▶ [Exercise]
The records that follow must be reproduced in full, exactly as written.

(Stored entries)
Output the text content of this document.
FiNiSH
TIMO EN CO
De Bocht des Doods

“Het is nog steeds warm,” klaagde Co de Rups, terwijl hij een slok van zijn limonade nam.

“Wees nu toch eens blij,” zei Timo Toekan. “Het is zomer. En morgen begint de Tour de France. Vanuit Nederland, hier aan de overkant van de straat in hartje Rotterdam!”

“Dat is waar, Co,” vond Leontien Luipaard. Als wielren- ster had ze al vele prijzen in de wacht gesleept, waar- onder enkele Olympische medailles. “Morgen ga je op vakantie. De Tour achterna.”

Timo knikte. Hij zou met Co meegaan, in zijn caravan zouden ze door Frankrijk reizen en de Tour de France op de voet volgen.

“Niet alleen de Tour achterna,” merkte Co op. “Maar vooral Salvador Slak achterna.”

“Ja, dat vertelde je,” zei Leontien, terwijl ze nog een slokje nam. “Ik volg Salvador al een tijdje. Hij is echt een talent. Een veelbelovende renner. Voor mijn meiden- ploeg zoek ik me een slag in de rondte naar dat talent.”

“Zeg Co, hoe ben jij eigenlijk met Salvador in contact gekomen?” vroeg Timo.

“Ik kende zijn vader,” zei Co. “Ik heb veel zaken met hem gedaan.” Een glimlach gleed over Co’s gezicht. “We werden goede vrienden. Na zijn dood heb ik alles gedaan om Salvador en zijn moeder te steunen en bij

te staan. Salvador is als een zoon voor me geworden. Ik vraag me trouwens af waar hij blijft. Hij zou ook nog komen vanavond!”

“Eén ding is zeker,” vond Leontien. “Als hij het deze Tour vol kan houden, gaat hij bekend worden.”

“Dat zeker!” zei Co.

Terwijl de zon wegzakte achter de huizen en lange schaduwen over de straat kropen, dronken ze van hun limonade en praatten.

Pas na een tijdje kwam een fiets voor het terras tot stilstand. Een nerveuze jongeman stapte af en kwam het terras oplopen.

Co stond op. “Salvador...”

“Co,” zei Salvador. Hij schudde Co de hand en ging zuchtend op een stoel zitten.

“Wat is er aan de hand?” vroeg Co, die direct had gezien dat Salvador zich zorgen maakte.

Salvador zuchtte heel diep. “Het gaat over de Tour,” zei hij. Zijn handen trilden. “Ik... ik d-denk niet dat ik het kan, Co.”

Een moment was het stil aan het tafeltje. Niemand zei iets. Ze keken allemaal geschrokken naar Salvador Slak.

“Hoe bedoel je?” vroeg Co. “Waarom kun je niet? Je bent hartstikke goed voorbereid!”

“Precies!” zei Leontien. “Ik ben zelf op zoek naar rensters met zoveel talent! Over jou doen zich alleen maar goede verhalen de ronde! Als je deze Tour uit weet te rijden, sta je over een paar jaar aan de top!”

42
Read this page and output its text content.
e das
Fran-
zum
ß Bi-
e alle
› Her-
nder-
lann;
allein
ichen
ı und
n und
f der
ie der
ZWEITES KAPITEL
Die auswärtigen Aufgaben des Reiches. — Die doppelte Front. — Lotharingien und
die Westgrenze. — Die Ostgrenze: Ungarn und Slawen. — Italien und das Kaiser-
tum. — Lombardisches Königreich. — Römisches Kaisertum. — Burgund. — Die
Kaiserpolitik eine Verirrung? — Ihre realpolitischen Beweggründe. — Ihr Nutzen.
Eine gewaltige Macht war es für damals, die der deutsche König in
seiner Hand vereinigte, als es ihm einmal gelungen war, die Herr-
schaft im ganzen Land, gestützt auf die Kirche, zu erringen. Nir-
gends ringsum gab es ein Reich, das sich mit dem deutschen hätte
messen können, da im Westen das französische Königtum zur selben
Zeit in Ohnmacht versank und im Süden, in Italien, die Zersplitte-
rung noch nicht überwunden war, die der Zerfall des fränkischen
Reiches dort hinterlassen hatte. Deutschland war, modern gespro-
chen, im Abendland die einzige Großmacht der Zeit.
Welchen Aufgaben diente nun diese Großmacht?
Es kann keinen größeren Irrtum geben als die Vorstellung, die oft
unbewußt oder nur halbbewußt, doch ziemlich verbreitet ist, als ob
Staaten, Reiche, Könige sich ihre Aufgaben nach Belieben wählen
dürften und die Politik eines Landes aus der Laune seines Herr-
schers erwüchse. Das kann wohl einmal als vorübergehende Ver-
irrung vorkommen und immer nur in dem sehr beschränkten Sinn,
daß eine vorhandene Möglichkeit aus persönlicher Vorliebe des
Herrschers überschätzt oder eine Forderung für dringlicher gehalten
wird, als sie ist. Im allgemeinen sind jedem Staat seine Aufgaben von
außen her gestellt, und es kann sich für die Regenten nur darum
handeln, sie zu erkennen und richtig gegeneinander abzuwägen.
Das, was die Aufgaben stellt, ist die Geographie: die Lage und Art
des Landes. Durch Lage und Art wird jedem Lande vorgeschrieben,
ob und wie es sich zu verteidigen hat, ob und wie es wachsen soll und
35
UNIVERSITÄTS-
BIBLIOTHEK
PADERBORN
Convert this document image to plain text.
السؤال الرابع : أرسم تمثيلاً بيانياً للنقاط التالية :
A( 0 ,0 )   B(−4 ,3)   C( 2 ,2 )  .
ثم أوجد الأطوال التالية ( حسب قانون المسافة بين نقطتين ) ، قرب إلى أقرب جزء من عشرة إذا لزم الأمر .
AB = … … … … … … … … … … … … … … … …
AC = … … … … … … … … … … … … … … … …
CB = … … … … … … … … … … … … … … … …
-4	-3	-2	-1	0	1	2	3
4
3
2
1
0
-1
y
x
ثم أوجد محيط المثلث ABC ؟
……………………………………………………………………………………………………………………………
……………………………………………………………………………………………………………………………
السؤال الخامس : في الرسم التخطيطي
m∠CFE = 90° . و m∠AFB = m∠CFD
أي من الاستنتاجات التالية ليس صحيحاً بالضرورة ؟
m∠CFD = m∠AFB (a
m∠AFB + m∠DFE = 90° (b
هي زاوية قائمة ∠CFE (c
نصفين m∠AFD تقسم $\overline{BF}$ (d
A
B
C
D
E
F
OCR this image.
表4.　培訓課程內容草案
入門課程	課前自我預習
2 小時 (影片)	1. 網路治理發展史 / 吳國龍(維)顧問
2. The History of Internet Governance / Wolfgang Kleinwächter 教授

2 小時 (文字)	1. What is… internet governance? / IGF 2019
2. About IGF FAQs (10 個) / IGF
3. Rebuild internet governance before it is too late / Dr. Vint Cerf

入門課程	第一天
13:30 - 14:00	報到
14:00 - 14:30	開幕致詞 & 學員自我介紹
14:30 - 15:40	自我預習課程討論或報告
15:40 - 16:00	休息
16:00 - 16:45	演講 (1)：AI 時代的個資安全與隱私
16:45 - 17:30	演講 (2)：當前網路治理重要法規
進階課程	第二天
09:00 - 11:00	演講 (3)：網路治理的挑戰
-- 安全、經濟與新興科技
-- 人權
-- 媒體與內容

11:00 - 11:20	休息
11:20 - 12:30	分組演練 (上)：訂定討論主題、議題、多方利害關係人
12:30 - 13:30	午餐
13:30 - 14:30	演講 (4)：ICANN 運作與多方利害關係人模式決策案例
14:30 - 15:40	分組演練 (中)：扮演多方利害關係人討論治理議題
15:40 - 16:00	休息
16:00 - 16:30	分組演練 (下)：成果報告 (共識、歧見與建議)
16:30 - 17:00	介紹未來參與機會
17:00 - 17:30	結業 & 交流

▶ [Answer]
Output the text content of this document.
FiNiSH
TIMO EN CO
De Bocht des Doods

“Het is nog steeds warm,” klaagde Co de Rups, terwijl hij een slok van zijn limonade nam.

“Wees nu toch eens blij,” zei Timo Toekan. “Het is zomer. En morgen begint de Tour de France. Vanuit Nederland, hier aan de overkant van de straat in hartje Rotterdam!”

“Dat is waar, Co,” vond Leontien Luipaard. Als wielren- ster had ze al vele prijzen in de wacht gesleept, waar- onder enkele Olympische medailles. “Morgen ga je op vakantie. De Tour achterna.”

Timo knikte. Hij zou met Co meegaan, in zijn caravan zouden ze door Frankrijk reizen en de Tour de France op de voet volgen.

“Niet alleen de Tour achterna,” merkte Co op. “Maar vooral Salvador Slak achterna.”

“Ja, dat vertelde je,” zei Leontien, terwijl ze nog een slokje nam. “Ik volg Salvador al een tijdje. Hij is echt een talent. Een veelbelovende renner. Voor mijn meiden- ploeg zoek ik me een slag in de rondte naar dat talent.”

“Zeg Co, hoe ben jij eigenlijk met Salvador in contact gekomen?” vroeg Timo.

“Ik kende zijn vader,” zei Co. “Ik heb veel zaken met hem gedaan.” Een glimlach gleed over Co’s gezicht. “We werden goede vrienden. Na zijn dood heb ik alles gedaan om Salvador en zijn moeder te steunen en bij

te staan. Salvador is als een zoon voor me geworden. Ik vraag me trouwens af waar hij blijft. Hij zou ook nog komen vanavond!”

“Eén ding is zeker,” vond Leontien. “Als hij het deze Tour vol kan houden, gaat hij bekend worden.”

“Dat zeker!” zei Co.

Terwijl de zon wegzakte achter de huizen en lange schaduwen over de straat kropen, dronken ze van hun limonade en praatten.

Pas na een tijdje kwam een fiets voor het terras tot stilstand. Een nerveuze jongeman stapte af en kwam het terras oplopen.

Co stond op. “Salvador...”

“Co,” zei Salvador. Hij schudde Co de hand en ging zuchtend op een stoel zitten.

“Wat is er aan de hand?” vroeg Co, die direct had gezien dat Salvador zich zorgen maakte.

Salvador zuchtte heel diep. “Het gaat over de Tour,” zei hij. Zijn handen trilden. “Ik... ik d-denk niet dat ik het kan, Co.”

Een moment was het stil aan het tafeltje. Niemand zei iets. Ze keken allemaal geschrokken naar Salvador Slak.

“Hoe bedoel je?” vroeg Co. “Waarom kun je niet? Je bent hartstikke goed voorbereid!”

“Precies!” zei Leontien. “Ik ben zelf op zoek naar rensters met zoveel talent! Over jou doen zich alleen maar goede verhalen de ronde! Als je deze Tour uit weet te rijden, sta je over een paar jaar aan de top!”

42
Read this page and output its text content.
e das
Fran-
zum
ß Bi-
e alle
› Her-
nder-
lann;
allein
ichen
ı und
n und
f der
ie der
ZWEITES KAPITEL
Die auswärtigen Aufgaben des Reiches. — Die doppelte Front. — Lotharingien und
die Westgrenze. — Die Ostgrenze: Ungarn und Slawen. — Italien und das Kaiser-
tum. — Lombardisches Königreich. — Römisches Kaisertum. — Burgund. — Die
Kaiserpolitik eine Verirrung? — Ihre realpolitischen Beweggründe. — Ihr Nutzen.
Eine gewaltige Macht war es für damals, die der deutsche König in
seiner Hand vereinigte, als es ihm einmal gelungen war, die Herr-
schaft im ganzen Land, gestützt auf die Kirche, zu erringen. Nir-
gends ringsum gab es ein Reich, das sich mit dem deutschen hätte
messen können, da im Westen das französische Königtum zur selben
Zeit in Ohnmacht versank und im Süden, in Italien, die Zersplitte-
rung noch nicht überwunden war, die der Zerfall des fränkischen
Reiches dort hinterlassen hatte. Deutschland war, modern gespro-
chen, im Abendland die einzige Großmacht der Zeit.
Welchen Aufgaben diente nun diese Großmacht?
Es kann keinen größeren Irrtum geben als die Vorstellung, die oft
unbewußt oder nur halbbewußt, doch ziemlich verbreitet ist, als ob
Staaten, Reiche, Könige sich ihre Aufgaben nach Belieben wählen
dürften und die Politik eines Landes aus der Laune seines Herr-
schers erwüchse. Das kann wohl einmal als vorübergehende Ver-
irrung vorkommen und immer nur in dem sehr beschränkten Sinn,
daß eine vorhandene Möglichkeit aus persönlicher Vorliebe des
Herrschers überschätzt oder eine Forderung für dringlicher gehalten
wird, als sie ist. Im allgemeinen sind jedem Staat seine Aufgaben von
außen her gestellt, und es kann sich für die Regenten nur darum
handeln, sie zu erkennen und richtig gegeneinander abzuwägen.
Das, was die Aufgaben stellt, ist die Geographie: die Lage und Art
des Landes. Durch Lage und Art wird jedem Lande vorgeschrieben,
ob und wie es sich zu verteidigen hat, ob und wie es wachsen soll und
35
UNIVERSITÄTS-
BIBLIOTHEK
PADERBORN
Convert this document image to plain text.
السؤال الرابع : أرسم تمثيلاً بيانياً للنقاط التالية :
A( 0 ,0 )   B(−4 ,3)   C( 2 ,2 )  .
ثم أوجد الأطوال التالية ( حسب قانون المسافة بين نقطتين ) ، قرب إلى أقرب جزء من عشرة إذا لزم الأمر .
AB = … … … … … … … … … … … … … … … …
AC = … … … … … … … … … … … … … … … …
CB = … … … … … … … … … … … … … … … …
-4	-3	-2	-1	0	1	2	3
4
3
2
1
0
-1
y
x
ثم أوجد محيط المثلث ABC ؟
……………………………………………………………………………………………………………………………
……………………………………………………………………………………………………………………………
السؤال الخامس : في الرسم التخطيطي
m∠CFE = 90° . و m∠AFB = m∠CFD
أي من الاستنتاجات التالية ليس صحيحاً بالضرورة ؟
m∠CFD = m∠AFB (a
m∠AFB + m∠DFE = 90° (b
هي زاوية قائمة ∠CFE (c
نصفين m∠AFD تقسم $\overline{BF}$ (d
A
B
C
D
E
F
OCR this image.
表4.　培訓課程內容草案
入門課程	課前自我預習
2 小時 (影片)	1. 網路治理發展史 / 吳國龍(維)顧問
2. The History of Internet Governance / Wolfgang Kleinwächter 教授

2 小時 (文字)	1. What is… internet governance? / IGF 2019
2. About IGF FAQs (10 個) / IGF
3. Rebuild internet governance before it is too late / Dr. Vint Cerf

入門課程	第一天
13:30 - 14:00	報到
14:00 - 14:30	開幕致詞 & 學員自我介紹
14:30 - 15:40	自我預習課程討論或報告
15:40 - 16:00	休息
16:00 - 16:45	演講 (1)：AI 時代的個資安全與隱私
16:45 - 17:30	演講 (2)：當前網路治理重要法規
進階課程	第二天
09:00 - 11:00	演講 (3)：網路治理的挑戰
-- 安全、經濟與新興科技
-- 人權
-- 媒體與內容

11:00 - 11:20	休息
11:20 - 12:30	分組演練 (上)：訂定討論主題、議題、多方利害關係人
12:30 - 13:30	午餐
13:30 - 14:30	演講 (4)：ICANN 運作與多方利害關係人模式決策案例
14:30 - 15:40	分組演練 (中)：扮演多方利害關係人討論治理議題
15:40 - 16:00	休息
16:00 - 16:30	分組演練 (下)：成果報告 (共識、歧見與建議)
16:30 - 17:00	介紹未來參與機會
17:00 - 17:30	結業 & 交流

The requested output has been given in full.